▶ **WHAT THE TASK REQUIRES**: Look for "name" in the listing below. Gather each line that contains it.
---
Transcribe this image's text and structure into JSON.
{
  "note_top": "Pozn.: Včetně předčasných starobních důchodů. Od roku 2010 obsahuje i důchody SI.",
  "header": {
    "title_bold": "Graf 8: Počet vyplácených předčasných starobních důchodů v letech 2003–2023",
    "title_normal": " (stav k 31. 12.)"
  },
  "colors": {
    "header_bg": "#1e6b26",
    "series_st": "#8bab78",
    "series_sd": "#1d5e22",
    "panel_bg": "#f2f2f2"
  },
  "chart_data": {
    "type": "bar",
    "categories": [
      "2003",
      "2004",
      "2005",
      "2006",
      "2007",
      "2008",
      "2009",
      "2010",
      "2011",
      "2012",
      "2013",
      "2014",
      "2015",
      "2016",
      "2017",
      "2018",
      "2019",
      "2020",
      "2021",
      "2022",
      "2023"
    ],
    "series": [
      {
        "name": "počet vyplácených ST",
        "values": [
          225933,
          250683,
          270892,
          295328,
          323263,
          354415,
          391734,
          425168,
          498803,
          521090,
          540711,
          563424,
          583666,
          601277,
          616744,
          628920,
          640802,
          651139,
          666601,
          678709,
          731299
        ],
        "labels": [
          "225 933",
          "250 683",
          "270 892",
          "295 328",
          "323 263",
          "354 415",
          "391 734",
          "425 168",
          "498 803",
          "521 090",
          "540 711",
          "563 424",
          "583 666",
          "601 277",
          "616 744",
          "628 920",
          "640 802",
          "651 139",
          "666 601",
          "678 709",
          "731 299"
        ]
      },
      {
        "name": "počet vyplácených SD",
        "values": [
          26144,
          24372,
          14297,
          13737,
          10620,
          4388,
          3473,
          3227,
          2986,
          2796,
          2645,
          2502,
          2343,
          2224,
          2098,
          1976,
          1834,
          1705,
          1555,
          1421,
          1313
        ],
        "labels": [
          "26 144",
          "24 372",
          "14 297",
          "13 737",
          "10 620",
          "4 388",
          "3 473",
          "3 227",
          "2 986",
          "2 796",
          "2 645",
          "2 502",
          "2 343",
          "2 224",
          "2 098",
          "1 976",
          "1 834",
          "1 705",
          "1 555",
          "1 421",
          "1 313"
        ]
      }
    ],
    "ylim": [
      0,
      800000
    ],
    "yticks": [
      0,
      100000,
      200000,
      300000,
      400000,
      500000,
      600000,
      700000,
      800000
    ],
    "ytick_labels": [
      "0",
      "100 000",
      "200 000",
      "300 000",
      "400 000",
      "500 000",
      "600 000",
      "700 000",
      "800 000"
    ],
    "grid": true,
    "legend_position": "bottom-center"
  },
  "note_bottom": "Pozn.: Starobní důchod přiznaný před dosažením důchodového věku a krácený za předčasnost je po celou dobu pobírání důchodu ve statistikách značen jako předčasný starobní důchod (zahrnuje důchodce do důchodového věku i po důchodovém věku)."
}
---
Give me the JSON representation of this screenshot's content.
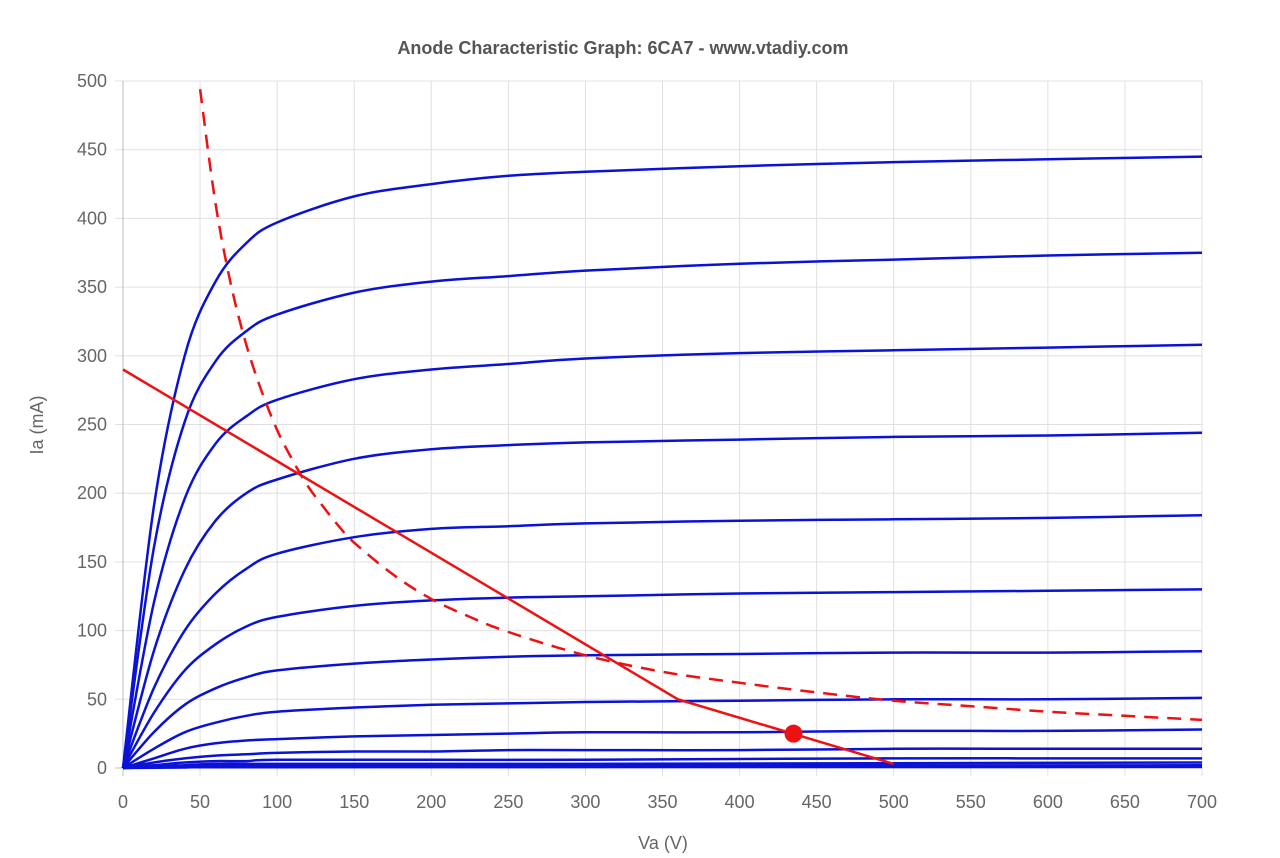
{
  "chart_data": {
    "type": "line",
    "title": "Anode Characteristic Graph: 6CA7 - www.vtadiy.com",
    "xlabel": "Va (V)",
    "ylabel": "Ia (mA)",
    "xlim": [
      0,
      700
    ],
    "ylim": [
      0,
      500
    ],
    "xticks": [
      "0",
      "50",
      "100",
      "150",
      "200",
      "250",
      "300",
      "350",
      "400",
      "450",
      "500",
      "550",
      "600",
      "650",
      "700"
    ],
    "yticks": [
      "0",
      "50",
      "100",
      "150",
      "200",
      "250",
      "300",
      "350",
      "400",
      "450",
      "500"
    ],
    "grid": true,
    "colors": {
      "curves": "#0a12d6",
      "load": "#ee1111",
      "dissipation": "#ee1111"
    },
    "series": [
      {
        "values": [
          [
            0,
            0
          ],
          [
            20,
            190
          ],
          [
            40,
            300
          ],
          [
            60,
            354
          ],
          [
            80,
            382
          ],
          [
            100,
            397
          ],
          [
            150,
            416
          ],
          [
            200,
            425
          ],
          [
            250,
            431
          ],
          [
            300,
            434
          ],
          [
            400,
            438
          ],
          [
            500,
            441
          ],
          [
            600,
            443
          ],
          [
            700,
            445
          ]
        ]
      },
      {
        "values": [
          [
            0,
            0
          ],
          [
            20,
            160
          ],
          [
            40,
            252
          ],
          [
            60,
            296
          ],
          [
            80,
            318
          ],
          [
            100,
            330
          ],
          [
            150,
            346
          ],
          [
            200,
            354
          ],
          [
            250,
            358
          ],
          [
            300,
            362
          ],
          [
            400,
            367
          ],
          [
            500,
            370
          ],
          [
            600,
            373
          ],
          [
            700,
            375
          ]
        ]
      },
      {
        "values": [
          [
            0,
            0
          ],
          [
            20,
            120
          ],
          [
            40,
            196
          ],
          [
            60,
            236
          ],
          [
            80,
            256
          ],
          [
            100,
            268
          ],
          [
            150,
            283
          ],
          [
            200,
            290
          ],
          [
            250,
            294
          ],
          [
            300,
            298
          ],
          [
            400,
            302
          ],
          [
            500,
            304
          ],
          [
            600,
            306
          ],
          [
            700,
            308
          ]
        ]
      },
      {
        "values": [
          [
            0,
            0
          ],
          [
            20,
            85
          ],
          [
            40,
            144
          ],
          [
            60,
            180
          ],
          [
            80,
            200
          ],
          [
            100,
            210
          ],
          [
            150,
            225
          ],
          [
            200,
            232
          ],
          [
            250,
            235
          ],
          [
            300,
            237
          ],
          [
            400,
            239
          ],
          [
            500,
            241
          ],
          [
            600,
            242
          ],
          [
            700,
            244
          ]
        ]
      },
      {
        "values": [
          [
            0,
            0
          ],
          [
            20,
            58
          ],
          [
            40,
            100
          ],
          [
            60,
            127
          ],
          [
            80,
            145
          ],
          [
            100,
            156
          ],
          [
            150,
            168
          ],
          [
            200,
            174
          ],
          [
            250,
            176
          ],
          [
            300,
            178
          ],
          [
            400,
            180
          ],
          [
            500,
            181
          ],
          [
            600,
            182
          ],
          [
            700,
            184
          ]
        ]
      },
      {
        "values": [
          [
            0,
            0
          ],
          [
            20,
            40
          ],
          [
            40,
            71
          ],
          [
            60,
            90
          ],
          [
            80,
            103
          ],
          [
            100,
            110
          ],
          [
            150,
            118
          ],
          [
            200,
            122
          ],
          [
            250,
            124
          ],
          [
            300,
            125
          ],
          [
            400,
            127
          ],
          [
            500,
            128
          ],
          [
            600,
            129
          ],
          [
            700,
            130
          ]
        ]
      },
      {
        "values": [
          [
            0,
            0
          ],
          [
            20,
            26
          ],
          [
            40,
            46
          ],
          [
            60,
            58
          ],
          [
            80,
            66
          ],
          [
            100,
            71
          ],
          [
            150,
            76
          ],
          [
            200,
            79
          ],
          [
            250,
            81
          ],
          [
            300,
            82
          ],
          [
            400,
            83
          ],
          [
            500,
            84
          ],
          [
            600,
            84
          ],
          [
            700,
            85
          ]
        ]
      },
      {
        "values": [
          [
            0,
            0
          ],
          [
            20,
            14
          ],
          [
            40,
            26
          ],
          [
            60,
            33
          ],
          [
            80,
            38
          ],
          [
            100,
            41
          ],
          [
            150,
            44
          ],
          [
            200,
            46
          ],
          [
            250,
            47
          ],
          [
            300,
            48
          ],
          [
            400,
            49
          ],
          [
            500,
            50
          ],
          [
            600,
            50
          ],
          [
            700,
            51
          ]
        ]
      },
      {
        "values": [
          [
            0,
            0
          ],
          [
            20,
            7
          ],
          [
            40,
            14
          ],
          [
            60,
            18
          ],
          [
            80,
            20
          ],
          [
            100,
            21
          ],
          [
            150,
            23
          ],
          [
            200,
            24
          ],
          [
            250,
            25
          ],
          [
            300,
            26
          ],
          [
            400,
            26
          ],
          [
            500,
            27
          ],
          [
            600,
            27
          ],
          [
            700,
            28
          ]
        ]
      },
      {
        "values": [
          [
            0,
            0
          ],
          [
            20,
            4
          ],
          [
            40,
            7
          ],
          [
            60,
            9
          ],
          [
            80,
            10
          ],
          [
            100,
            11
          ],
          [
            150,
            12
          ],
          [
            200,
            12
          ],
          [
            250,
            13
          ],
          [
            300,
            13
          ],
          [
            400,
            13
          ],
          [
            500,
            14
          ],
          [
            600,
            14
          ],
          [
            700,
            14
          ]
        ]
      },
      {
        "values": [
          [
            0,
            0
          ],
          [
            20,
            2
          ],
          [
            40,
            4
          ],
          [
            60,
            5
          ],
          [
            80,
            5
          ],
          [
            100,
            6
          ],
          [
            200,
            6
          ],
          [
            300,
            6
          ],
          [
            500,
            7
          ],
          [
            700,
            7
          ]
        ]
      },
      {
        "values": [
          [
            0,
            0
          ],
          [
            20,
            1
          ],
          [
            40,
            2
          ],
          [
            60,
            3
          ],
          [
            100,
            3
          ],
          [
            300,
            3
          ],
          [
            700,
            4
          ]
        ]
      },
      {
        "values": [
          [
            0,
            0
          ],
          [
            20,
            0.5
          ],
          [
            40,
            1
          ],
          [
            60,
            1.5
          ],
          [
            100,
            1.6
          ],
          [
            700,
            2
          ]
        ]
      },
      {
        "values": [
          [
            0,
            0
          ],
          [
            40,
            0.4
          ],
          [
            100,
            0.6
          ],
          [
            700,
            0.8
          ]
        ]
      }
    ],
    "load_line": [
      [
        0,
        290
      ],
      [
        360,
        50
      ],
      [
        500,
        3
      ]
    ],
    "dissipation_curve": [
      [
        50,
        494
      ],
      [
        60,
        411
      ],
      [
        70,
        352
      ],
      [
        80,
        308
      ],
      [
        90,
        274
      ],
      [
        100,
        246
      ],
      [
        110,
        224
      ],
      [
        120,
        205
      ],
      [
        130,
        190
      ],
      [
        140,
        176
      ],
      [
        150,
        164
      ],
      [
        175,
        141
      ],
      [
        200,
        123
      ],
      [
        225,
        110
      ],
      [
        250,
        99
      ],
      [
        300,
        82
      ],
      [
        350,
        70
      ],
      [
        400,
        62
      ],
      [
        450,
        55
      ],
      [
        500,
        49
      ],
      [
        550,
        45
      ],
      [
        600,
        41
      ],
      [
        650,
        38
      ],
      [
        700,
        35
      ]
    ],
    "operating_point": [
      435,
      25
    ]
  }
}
---
▶ **TASK ANSWER**:
        "name": "počet vyplácených ST",
        "name": "počet vyplácených SD",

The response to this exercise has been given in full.